Stored data entries
+ + +
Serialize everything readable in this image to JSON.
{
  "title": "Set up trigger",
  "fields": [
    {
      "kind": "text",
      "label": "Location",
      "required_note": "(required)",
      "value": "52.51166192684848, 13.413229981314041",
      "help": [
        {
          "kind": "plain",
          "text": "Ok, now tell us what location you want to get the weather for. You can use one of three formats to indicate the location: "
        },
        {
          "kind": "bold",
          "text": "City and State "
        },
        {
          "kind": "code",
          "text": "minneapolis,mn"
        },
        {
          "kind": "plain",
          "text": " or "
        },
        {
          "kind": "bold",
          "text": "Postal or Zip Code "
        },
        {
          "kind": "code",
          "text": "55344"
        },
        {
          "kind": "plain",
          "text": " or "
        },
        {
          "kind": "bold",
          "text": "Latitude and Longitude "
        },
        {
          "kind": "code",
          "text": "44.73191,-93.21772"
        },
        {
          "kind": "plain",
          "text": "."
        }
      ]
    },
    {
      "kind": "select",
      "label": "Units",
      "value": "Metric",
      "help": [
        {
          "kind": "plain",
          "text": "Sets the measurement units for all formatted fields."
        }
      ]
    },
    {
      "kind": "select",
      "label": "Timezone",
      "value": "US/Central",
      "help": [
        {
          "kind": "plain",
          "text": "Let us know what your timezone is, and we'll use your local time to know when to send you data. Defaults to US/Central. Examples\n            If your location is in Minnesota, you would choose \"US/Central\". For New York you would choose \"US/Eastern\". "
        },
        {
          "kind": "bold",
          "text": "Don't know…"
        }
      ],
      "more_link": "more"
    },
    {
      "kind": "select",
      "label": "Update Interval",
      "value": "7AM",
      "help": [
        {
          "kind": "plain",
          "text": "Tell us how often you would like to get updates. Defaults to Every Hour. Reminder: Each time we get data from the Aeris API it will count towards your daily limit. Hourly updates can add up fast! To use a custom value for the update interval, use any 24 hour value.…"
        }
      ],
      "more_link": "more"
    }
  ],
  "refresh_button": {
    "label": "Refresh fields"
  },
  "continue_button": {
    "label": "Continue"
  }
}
+ + +
> [WORK TO COMPLETE] Across the records, how many lines contain "fields"? Only the number should be given.

> [REPLY TO THE TASK] 3